**REQUIRED WORK**
Find how many lines of the listing include the string "name", and report only that figure.

**EXCERPTED DATA**
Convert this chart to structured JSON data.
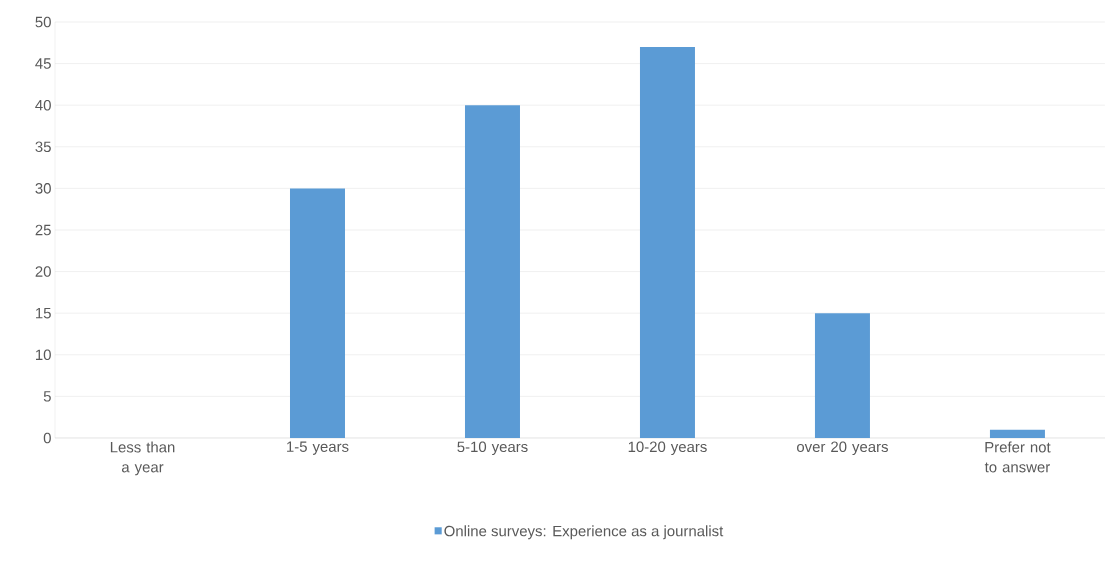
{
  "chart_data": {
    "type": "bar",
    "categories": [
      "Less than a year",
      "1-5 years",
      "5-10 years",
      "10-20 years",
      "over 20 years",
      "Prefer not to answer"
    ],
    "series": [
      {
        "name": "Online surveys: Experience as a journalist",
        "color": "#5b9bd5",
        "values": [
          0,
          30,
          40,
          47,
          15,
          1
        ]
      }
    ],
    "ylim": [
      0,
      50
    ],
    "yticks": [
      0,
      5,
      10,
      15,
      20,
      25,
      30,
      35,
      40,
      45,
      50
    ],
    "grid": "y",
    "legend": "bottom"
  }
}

==

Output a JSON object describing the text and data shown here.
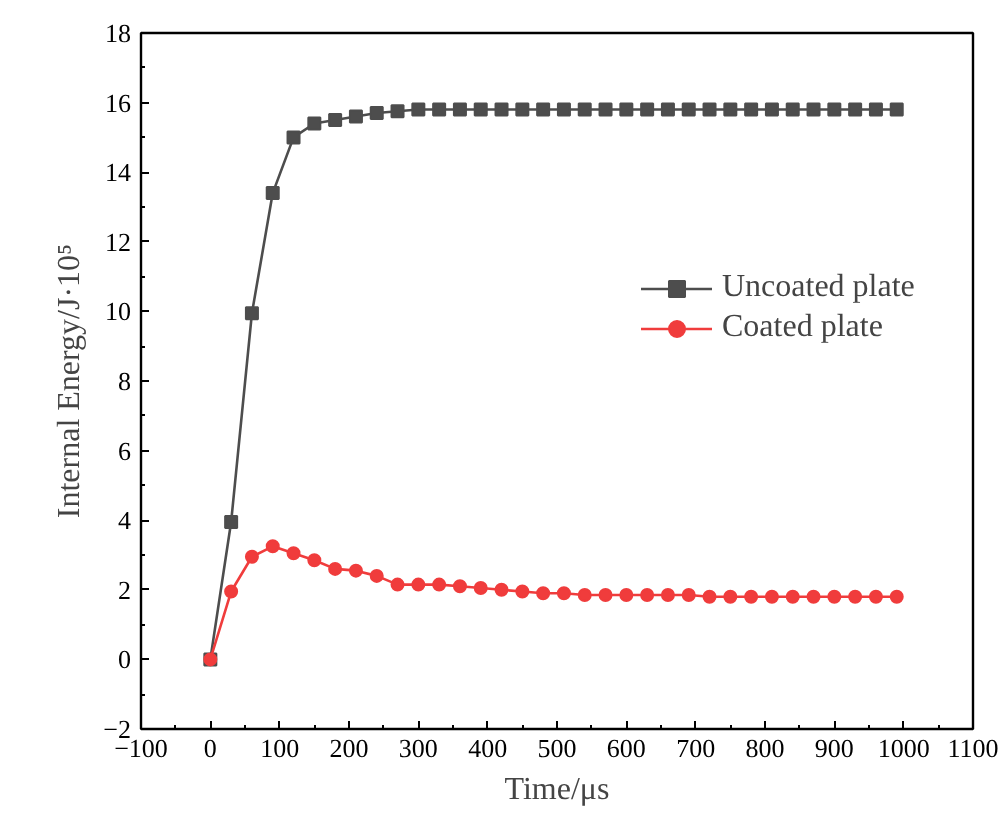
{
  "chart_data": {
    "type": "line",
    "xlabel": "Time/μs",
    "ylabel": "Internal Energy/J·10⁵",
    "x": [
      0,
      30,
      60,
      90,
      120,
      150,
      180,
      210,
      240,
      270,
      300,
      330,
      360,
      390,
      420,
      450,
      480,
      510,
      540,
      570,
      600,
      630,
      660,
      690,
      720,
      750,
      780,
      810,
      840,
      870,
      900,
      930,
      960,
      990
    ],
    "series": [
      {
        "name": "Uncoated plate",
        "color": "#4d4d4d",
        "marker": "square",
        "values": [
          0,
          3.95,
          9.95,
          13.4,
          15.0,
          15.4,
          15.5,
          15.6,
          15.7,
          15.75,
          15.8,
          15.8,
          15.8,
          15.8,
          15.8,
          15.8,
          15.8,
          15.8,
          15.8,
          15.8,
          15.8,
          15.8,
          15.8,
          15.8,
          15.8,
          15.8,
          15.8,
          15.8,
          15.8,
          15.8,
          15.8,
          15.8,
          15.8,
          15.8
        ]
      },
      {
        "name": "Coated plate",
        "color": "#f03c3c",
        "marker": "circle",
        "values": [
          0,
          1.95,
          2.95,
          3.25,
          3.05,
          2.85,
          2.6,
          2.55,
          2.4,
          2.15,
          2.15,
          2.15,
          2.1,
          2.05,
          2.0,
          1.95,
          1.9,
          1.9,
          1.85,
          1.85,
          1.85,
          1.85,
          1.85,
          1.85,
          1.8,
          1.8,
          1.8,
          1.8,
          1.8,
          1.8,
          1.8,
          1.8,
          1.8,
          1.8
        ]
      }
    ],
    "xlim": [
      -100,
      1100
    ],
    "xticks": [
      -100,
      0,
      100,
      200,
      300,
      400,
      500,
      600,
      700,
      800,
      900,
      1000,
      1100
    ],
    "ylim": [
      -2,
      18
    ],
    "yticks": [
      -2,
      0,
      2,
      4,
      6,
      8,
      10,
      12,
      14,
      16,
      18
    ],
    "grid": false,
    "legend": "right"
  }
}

**TASK SOLUTION**
3